▸ **Given records**:
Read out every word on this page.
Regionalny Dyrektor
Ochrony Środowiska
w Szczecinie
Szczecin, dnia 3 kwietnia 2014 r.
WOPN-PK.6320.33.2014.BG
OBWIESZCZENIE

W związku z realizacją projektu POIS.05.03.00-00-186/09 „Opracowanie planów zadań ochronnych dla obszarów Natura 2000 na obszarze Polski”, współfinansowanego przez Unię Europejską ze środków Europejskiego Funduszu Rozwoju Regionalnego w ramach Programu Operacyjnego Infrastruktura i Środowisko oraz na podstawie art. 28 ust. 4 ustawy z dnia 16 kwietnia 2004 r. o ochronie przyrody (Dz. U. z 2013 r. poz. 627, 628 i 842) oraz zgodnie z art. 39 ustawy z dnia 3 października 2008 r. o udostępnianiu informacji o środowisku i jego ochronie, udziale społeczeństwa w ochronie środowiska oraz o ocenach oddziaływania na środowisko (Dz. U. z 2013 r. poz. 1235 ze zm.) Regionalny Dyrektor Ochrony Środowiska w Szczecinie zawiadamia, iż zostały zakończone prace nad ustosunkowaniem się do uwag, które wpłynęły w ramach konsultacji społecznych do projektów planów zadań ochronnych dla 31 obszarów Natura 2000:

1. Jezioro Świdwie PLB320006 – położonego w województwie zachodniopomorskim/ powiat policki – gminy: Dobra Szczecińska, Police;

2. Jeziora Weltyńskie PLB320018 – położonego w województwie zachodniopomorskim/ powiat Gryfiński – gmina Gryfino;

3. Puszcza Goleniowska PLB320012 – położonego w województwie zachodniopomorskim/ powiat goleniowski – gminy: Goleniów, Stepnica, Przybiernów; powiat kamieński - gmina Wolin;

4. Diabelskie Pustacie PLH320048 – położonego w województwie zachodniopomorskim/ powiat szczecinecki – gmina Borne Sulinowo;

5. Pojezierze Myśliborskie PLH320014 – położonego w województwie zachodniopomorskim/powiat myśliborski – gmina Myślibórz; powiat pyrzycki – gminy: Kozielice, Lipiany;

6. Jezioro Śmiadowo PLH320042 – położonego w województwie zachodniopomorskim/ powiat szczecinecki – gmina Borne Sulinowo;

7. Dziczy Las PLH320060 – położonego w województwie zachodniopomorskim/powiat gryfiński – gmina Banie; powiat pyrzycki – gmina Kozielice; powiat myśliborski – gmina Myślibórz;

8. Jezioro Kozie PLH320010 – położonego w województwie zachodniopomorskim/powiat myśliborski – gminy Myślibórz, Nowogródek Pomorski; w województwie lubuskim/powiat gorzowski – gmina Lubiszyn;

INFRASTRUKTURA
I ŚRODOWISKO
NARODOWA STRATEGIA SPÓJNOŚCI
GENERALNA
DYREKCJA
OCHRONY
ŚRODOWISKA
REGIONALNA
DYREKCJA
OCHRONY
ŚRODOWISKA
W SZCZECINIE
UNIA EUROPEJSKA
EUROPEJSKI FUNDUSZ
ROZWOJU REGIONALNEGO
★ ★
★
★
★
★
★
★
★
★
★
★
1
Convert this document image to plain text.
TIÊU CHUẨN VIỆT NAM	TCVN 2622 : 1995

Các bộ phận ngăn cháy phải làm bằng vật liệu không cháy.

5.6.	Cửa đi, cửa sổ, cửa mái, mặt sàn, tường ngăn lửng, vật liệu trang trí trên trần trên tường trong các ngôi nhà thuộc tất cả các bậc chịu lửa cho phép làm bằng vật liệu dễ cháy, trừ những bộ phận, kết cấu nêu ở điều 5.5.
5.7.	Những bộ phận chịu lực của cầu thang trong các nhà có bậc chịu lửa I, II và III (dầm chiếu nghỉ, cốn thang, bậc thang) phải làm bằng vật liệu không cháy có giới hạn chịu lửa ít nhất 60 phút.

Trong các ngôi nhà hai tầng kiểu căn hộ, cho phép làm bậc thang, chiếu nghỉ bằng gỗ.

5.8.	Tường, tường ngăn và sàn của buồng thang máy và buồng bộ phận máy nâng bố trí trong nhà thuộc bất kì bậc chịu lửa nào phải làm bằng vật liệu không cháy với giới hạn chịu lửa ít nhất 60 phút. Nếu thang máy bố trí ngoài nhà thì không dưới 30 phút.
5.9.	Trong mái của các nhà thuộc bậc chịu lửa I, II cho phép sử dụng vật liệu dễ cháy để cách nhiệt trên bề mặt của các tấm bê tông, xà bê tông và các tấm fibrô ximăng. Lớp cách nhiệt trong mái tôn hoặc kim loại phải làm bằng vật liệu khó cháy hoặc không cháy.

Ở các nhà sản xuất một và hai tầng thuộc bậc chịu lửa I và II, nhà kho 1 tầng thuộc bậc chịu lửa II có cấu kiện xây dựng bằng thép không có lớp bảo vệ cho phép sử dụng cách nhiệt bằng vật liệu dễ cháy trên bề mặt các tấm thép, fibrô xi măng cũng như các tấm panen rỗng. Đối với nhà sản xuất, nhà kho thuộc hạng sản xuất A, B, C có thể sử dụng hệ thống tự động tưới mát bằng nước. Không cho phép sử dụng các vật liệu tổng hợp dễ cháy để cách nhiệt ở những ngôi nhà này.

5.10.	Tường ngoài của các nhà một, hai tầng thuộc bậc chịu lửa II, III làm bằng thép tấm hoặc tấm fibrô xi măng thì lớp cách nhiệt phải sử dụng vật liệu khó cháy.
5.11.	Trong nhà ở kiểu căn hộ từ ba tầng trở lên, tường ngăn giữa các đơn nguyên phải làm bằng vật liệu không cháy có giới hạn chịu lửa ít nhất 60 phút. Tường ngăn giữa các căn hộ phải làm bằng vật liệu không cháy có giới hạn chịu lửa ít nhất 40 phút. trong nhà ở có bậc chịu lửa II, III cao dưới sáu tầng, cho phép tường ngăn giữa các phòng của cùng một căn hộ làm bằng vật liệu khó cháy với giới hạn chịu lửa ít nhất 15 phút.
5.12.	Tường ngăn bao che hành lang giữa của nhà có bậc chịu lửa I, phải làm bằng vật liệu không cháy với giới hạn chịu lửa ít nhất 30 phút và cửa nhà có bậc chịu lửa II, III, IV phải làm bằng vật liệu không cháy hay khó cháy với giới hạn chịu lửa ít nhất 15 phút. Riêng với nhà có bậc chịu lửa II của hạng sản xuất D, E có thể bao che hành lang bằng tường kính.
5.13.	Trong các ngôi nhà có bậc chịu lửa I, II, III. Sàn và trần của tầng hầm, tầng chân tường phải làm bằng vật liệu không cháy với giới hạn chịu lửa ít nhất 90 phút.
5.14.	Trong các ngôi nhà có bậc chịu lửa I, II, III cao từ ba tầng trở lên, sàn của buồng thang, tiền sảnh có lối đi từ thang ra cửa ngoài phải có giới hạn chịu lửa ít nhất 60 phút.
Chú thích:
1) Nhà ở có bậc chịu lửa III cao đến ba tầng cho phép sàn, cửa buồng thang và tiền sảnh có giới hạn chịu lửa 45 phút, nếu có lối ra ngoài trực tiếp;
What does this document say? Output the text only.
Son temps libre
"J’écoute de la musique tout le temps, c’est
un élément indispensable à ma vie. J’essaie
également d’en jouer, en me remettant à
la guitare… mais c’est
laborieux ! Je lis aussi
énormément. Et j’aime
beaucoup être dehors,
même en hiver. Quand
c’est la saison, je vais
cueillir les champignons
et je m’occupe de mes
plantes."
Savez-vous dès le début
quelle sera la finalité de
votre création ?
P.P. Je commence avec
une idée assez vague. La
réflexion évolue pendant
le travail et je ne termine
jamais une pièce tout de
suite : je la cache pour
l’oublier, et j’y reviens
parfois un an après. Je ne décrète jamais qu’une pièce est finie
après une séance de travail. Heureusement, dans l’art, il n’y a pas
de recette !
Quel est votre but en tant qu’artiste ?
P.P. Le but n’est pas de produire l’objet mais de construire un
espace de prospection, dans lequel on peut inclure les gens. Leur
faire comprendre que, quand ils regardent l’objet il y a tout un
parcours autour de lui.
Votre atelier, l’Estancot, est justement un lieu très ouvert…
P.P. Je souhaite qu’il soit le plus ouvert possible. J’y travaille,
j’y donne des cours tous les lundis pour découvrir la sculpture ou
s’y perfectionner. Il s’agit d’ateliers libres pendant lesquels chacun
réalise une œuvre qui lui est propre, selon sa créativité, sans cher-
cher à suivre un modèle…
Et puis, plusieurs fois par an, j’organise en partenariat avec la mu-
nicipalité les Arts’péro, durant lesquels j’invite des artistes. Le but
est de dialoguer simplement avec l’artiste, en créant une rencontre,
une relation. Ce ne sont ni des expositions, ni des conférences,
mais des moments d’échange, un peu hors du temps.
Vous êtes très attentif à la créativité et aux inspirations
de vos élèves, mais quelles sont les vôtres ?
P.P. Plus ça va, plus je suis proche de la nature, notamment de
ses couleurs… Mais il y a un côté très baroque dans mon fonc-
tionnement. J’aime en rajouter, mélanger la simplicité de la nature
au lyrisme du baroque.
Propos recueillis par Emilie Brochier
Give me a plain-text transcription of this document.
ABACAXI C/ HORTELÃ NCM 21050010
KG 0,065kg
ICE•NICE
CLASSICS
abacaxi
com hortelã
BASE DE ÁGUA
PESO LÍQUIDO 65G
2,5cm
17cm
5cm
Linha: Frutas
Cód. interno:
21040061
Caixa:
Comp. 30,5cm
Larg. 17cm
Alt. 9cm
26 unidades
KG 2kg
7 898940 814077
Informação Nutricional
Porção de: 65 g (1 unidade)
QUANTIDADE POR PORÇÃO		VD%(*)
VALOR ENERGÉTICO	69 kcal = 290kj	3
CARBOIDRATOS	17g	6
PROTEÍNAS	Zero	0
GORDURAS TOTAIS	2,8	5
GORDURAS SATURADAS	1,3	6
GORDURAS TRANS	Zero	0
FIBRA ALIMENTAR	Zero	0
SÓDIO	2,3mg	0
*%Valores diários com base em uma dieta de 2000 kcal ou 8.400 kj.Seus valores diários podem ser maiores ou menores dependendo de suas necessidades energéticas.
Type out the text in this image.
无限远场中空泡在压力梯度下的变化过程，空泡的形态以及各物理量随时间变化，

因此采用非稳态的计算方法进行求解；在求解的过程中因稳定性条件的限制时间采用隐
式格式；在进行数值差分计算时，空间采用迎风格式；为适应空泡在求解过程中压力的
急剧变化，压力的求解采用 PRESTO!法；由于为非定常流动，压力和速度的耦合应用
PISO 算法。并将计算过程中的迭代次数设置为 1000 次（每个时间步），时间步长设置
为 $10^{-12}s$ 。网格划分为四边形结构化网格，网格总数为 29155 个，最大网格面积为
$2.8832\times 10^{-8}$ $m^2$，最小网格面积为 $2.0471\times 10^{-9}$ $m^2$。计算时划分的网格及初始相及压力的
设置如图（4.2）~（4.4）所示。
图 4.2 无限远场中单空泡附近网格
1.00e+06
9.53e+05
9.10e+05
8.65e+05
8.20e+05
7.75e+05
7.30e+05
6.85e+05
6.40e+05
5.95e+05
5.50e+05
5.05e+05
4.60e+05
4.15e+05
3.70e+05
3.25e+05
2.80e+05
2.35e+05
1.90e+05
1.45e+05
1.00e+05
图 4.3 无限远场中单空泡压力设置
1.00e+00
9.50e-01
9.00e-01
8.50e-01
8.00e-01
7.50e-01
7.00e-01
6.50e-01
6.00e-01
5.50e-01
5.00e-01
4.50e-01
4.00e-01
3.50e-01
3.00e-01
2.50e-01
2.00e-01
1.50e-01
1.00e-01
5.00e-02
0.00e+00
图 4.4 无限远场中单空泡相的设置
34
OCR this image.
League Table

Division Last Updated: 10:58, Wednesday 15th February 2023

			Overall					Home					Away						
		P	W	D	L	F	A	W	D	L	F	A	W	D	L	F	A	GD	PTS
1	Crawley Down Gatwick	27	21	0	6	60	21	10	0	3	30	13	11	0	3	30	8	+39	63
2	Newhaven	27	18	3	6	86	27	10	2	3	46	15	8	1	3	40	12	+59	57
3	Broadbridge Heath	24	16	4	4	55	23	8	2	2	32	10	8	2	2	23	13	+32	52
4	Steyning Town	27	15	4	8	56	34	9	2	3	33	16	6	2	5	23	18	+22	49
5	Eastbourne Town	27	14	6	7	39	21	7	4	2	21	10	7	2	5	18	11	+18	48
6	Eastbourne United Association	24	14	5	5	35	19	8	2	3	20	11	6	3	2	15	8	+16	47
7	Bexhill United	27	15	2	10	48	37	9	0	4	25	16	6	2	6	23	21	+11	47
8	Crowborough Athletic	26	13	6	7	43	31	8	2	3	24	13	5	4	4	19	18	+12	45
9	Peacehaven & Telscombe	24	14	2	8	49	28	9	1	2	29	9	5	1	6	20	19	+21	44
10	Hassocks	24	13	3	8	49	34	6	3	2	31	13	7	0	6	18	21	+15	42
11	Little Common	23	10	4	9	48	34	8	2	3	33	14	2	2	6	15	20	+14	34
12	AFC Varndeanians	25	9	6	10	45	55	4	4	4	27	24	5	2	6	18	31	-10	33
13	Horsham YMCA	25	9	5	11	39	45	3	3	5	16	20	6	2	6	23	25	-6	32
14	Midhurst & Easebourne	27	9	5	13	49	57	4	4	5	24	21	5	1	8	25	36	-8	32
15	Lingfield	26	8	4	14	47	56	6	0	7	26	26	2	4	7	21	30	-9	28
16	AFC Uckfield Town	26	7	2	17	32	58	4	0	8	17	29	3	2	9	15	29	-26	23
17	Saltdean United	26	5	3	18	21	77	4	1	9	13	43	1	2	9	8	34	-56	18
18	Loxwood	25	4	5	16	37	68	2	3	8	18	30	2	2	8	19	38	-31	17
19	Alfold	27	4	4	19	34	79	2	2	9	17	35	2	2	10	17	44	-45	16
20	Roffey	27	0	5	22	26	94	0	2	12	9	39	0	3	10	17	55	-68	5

▸ **Exercise goal**: Above are lines of data; state how many of them contain the word "image", with no other output.

▸ **Solution to this exercise**: 3